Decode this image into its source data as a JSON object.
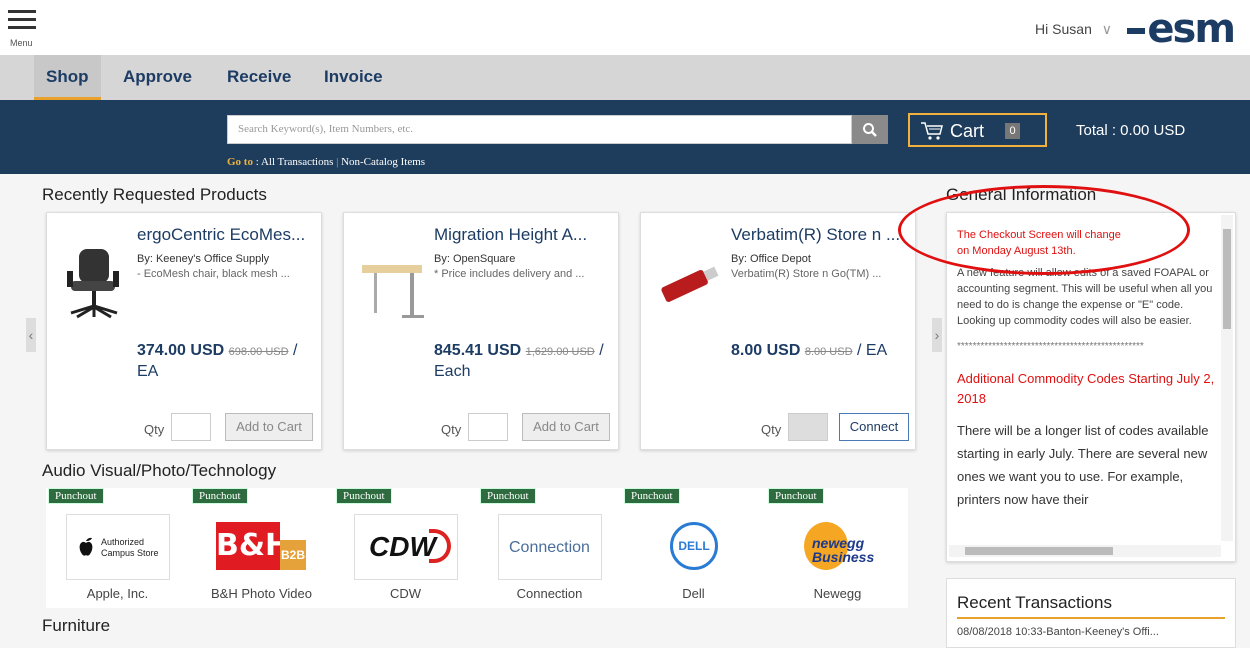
{
  "header": {
    "menu_label": "Menu",
    "greeting": "Hi Susan",
    "logo": "esm",
    "caret": "∨"
  },
  "nav": {
    "tabs": [
      "Shop",
      "Approve",
      "Receive",
      "Invoice"
    ],
    "active": "Shop"
  },
  "search": {
    "placeholder": "Search Keyword(s), Item Numbers, etc.",
    "goto_label": "Go to",
    "goto_links": [
      "All Transactions",
      "Non-Catalog Items"
    ]
  },
  "cart": {
    "label": "Cart",
    "count": "0",
    "total": "Total : 0.00 USD"
  },
  "recent_products": {
    "title": "Recently Requested Products",
    "items": [
      {
        "name": "ergoCentric EcoMes...",
        "by": "By: Keeney's Office Supply",
        "desc": "- EcoMesh chair, black mesh ...",
        "price": "374.00 USD",
        "old_price": "698.00 USD",
        "unit": "/ EA",
        "qty_label": "Qty",
        "button": "Add to Cart",
        "icon": "office-chair-icon"
      },
      {
        "name": "Migration Height A...",
        "by": "By: OpenSquare",
        "desc": "* Price includes delivery and ...",
        "price": "845.41 USD",
        "old_price": "1,629.00 USD",
        "unit": "/ Each",
        "qty_label": "Qty",
        "button": "Add to Cart",
        "icon": "standing-desk-icon"
      },
      {
        "name": "Verbatim(R) Store n ...",
        "by": "By: Office Depot",
        "desc": "Verbatim(R) Store n Go(TM) ...",
        "price": "8.00 USD",
        "old_price": "8.00 USD",
        "unit": "/ EA",
        "qty_label": "Qty",
        "button": "Connect",
        "icon": "usb-drive-icon"
      }
    ]
  },
  "av": {
    "title": "Audio Visual/Photo/Technology",
    "badge": "Punchout",
    "vendors": [
      {
        "name": "Apple, Inc.",
        "logo_text": "Authorized Campus Store"
      },
      {
        "name": "B&H Photo Video",
        "logo_text": "B&H"
      },
      {
        "name": "CDW",
        "logo_text": "CDW"
      },
      {
        "name": "Connection",
        "logo_text": "Connection"
      },
      {
        "name": "Dell",
        "logo_text": "DELL"
      },
      {
        "name": "Newegg",
        "logo_text": "newegg Business"
      }
    ]
  },
  "furniture_title": "Furniture",
  "general_info": {
    "title": "General Information",
    "alert_line1": "The Checkout Screen will change",
    "alert_line2": "on Monday August 13th.",
    "para": "A new feature will allow edits of a saved FOAPAL or accounting segment.  This will be useful when all you need to do is change the expense or \"E\" code.   Looking up commodity codes will also be easier.",
    "stars": "************************************************",
    "heading2": "Additional Commodity Codes Starting July 2, 2018",
    "body2": "There will be a longer list of codes available starting in early July.  There are several new ones we want you to use. For example, printers now have their"
  },
  "recent_transactions": {
    "title": "Recent Transactions",
    "row": "08/08/2018 10:33-Banton-Keeney's Offi..."
  },
  "colors": {
    "navy": "#1e3d5c",
    "accent": "#f0b23c",
    "alert": "#e01010",
    "punchout": "#2e6b3e"
  }
}
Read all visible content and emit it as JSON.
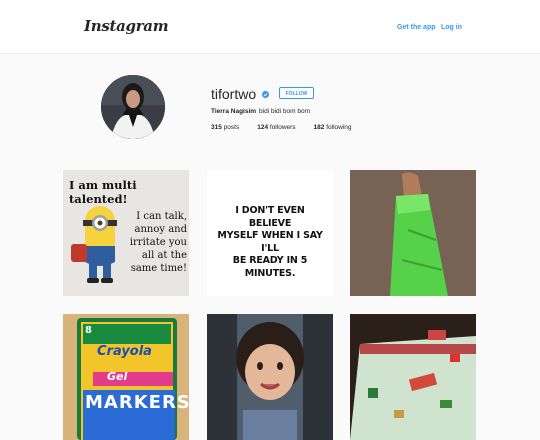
{
  "header": {
    "logo": "Instagram",
    "get_app": "Get the app",
    "log_in": "Log in"
  },
  "profile": {
    "username": "tifortwo",
    "follow_label": "FOLLOW",
    "full_name": "Tierra Nagisim",
    "bio": "bidi bidi bom bom",
    "stats": {
      "posts_count": "315",
      "posts_label": "posts",
      "followers_count": "124",
      "followers_label": "followers",
      "following_count": "182",
      "following_label": "following"
    }
  },
  "posts": {
    "p1": {
      "line1": "I am multi talented!",
      "line2": "I can talk,",
      "line3": "annoy and",
      "line4": "irritate you",
      "line5": "all at the",
      "line6": "same time!"
    },
    "p2": {
      "line1": "I DON'T EVEN BELIEVE",
      "line2": "MYSELF WHEN I SAY I'LL",
      "line3": "BE READY IN 5 MINUTES."
    },
    "p4": {
      "brand": "Crayola",
      "gel": "Gel",
      "markers": "MARKERS",
      "count": "8"
    }
  },
  "colors": {
    "link_blue": "#3897f0",
    "text": "#262626",
    "background": "#fafafa"
  }
}
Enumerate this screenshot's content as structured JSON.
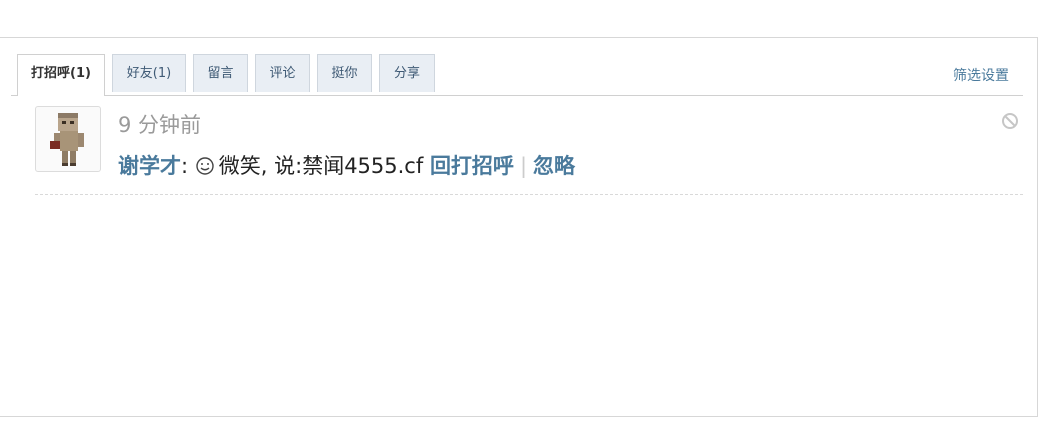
{
  "tabs": [
    {
      "label": "打招呼(1)",
      "active": true
    },
    {
      "label": "好友(1)",
      "active": false
    },
    {
      "label": "留言",
      "active": false
    },
    {
      "label": "评论",
      "active": false
    },
    {
      "label": "挺你",
      "active": false
    },
    {
      "label": "分享",
      "active": false
    }
  ],
  "filter_label": "筛选设置",
  "feed": {
    "time": "9 分钟前",
    "user_name": "谢学才",
    "colon": ":",
    "action_text": "微笑, 说:禁闻4555.cf",
    "reply_label": "回打招呼",
    "separator": "|",
    "ignore_label": "忽略",
    "smile_icon": "smile-icon",
    "block_icon": "block-icon",
    "avatar_icon": "blocky-character-avatar"
  },
  "colors": {
    "link": "#4a7a9c",
    "tab_bg": "#e9eef4"
  }
}
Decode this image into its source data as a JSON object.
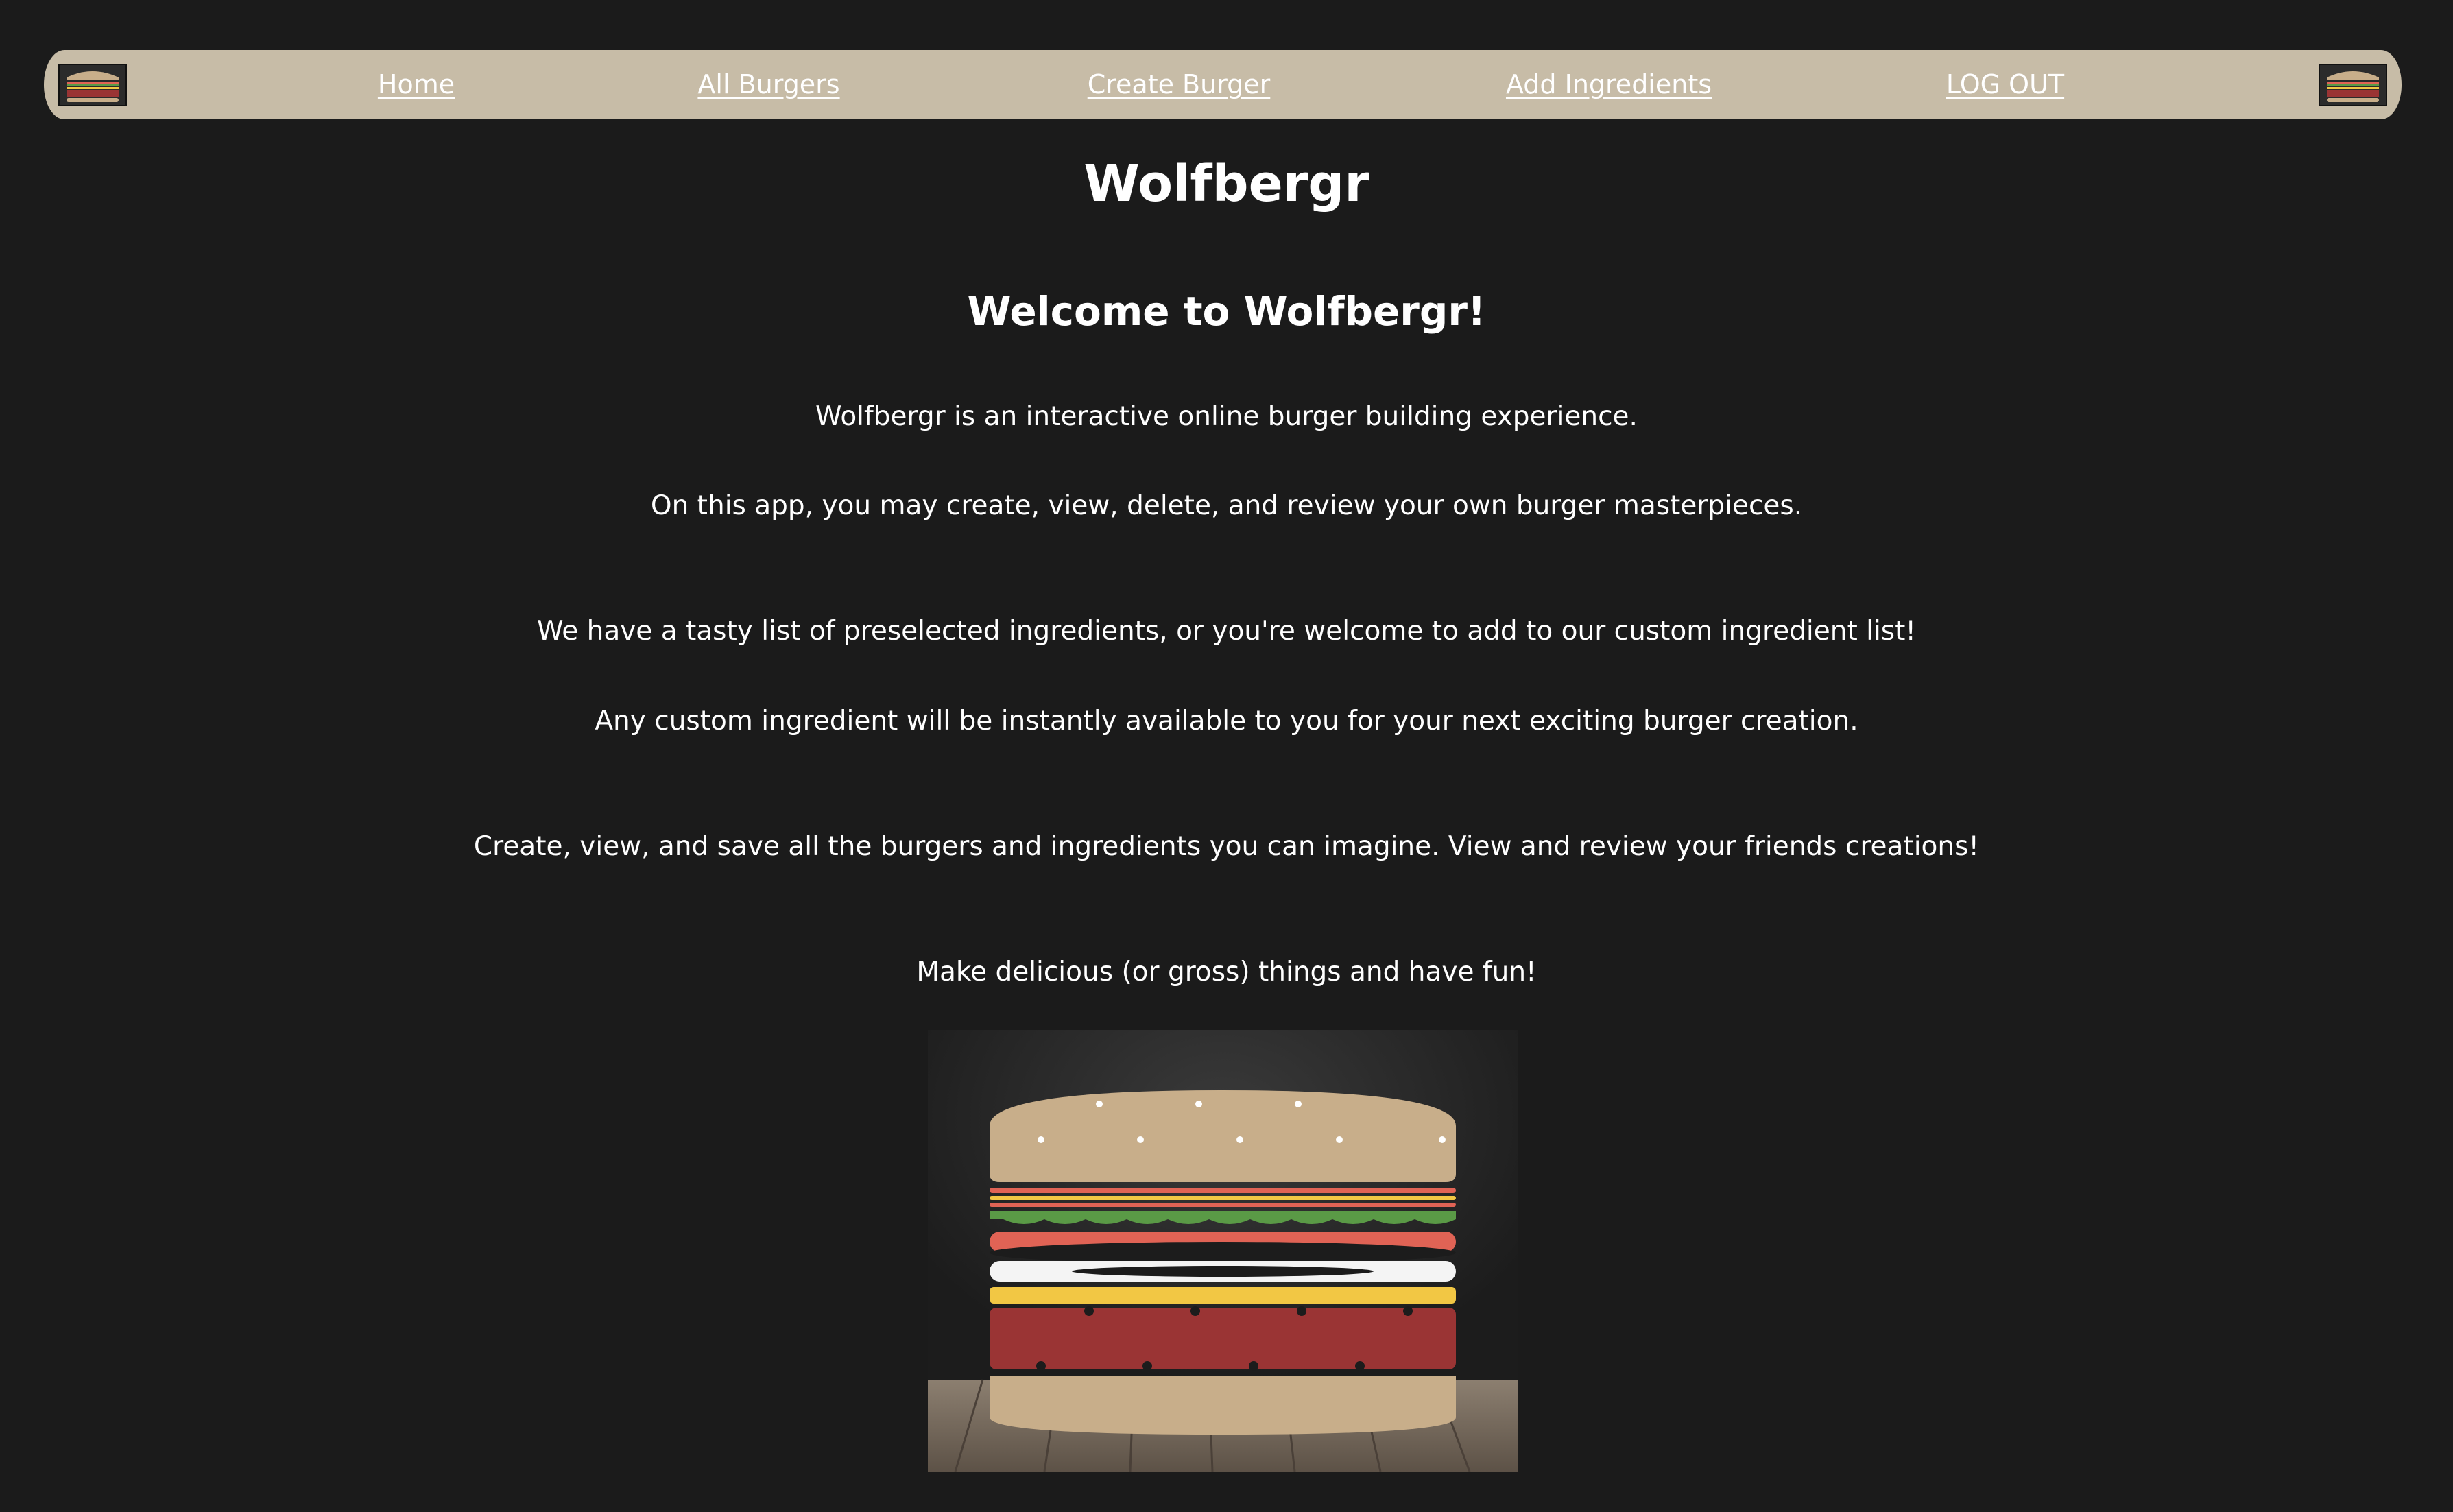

════════════════

▶ TASK REQUIREMENTS
Pictures in the records above are left out; print everything else exactly as written.

▶ RESULT OF THE TASK
Decode this image into its source data as a JSON object.
{
  "header": {
    "menu_label": "Menu",
    "greeting": "Hi Susan",
    "logo": "esm",
    "caret": "∨"
  },
  "nav": {
    "tabs": [
      "Shop",
      "Approve",
      "Receive",
      "Invoice"
    ],
    "active": "Shop"
  },
  "search": {
    "placeholder": "Search Keyword(s), Item Numbers, etc.",
    "goto_label": "Go to",
    "goto_links": [
      "All Transactions",
      "Non-Catalog Items"
    ]
  },
  "cart": {
    "label": "Cart",
    "count": "0",
    "total": "Total : 0.00 USD"
  },
  "recent_products": {
    "title": "Recently Requested Products",
    "items": [
      {
        "name": "ergoCentric EcoMes...",
        "by": "By: Keeney's Office Supply",
        "desc": "- EcoMesh chair, black mesh ...",
        "price": "374.00 USD",
        "old_price": "698.00 USD",
        "unit": "/ EA",
        "qty_label": "Qty",
        "button": "Add to Cart",
        "icon": "office-chair-icon"
      },
      {
        "name": "Migration Height A...",
        "by": "By: OpenSquare",
        "desc": "* Price includes delivery and ...",
        "price": "845.41 USD",
        "old_price": "1,629.00 USD",
        "unit": "/ Each",
        "qty_label": "Qty",
        "button": "Add to Cart",
        "icon": "standing-desk-icon"
      },
      {
        "name": "Verbatim(R) Store n ...",
        "by": "By: Office Depot",
        "desc": "Verbatim(R) Store n Go(TM) ...",
        "price": "8.00 USD",
        "old_price": "8.00 USD",
        "unit": "/ EA",
        "qty_label": "Qty",
        "button": "Connect",
        "icon": "usb-drive-icon"
      }
    ]
  },
  "av": {
    "title": "Audio Visual/Photo/Technology",
    "badge": "Punchout",
    "vendors": [
      {
        "name": "Apple, Inc.",
        "logo_text": "Authorized Campus Store"
      },
      {
        "name": "B&H Photo Video",
        "logo_text": "B&H"
      },
      {
        "name": "CDW",
        "logo_text": "CDW"
      },
      {
        "name": "Connection",
        "logo_text": "Connection"
      },
      {
        "name": "Dell",
        "logo_text": "DELL"
      },
      {
        "name": "Newegg",
        "logo_text": "newegg Business"
      }
    ]
  },
  "furniture_title": "Furniture",
  "general_info": {
    "title": "General Information",
    "alert_line1": "The Checkout Screen will change",
    "alert_line2": "on Monday August 13th.",
    "para": "A new feature will allow edits of a saved FOAPAL or accounting segment.  This will be useful when all you need to do is change the expense or \"E\" code.   Looking up commodity codes will also be easier.",
    "stars": "************************************************",
    "heading2": "Additional Commodity Codes Starting July 2, 2018",
    "body2": "There will be a longer list of codes available starting in early July.  There are several new ones we want you to use. For example, printers now have their"
  },
  "recent_transactions": {
    "title": "Recent Transactions",
    "row": "08/08/2018 10:33-Banton-Keeney's Offi..."
  },
  "colors": {
    "navy": "#1e3d5c",
    "accent": "#f0b23c",
    "alert": "#e01010",
    "punchout": "#2e6b3e"
  }
}
Read all visible content and emit it as JSON.
{
  "header": {
    "logo": "Instagram",
    "get_app": "Get the app",
    "log_in": "Log in"
  },
  "profile": {
    "username": "tifortwo",
    "follow_label": "FOLLOW",
    "full_name": "Tierra Nagisim",
    "bio": "bidi bidi bom bom",
    "stats": {
      "posts_count": "315",
      "posts_label": "posts",
      "followers_count": "124",
      "followers_label": "followers",
      "following_count": "182",
      "following_label": "following"
    }
  },
  "posts": {
    "p1": {
      "line1": "I am multi talented!",
      "line2": "I can talk,",
      "line3": "annoy and",
      "line4": "irritate you",
      "line5": "all at the",
      "line6": "same time!"
    },
    "p2": {
      "line1": "I DON'T EVEN BELIEVE",
      "line2": "MYSELF WHEN I SAY I'LL",
      "line3": "BE READY IN 5 MINUTES."
    },
    "p4": {
      "brand": "Crayola",
      "gel": "Gel",
      "markers": "MARKERS",
      "count": "8"
    }
  },
  "colors": {
    "link_blue": "#3897f0",
    "text": "#262626",
    "background": "#fafafa"
  }
}
Enumerate this screenshot's content as structured JSON.
{
  "tabs": [
    {
      "label": "打招呼(1)",
      "active": true
    },
    {
      "label": "好友(1)",
      "active": false
    },
    {
      "label": "留言",
      "active": false
    },
    {
      "label": "评论",
      "active": false
    },
    {
      "label": "挺你",
      "active": false
    },
    {
      "label": "分享",
      "active": false
    }
  ],
  "filter_label": "筛选设置",
  "feed": {
    "time": "9 分钟前",
    "user_name": "谢学才",
    "colon": ":",
    "action_text": "微笑, 说:禁闻4555.cf",
    "reply_label": "回打招呼",
    "separator": "|",
    "ignore_label": "忽略",
    "smile_icon": "smile-icon",
    "block_icon": "block-icon",
    "avatar_icon": "blocky-character-avatar"
  },
  "colors": {
    "link": "#4a7a9c",
    "tab_bg": "#e9eef4"
  }
}
Decode this image into its source data as a JSON object.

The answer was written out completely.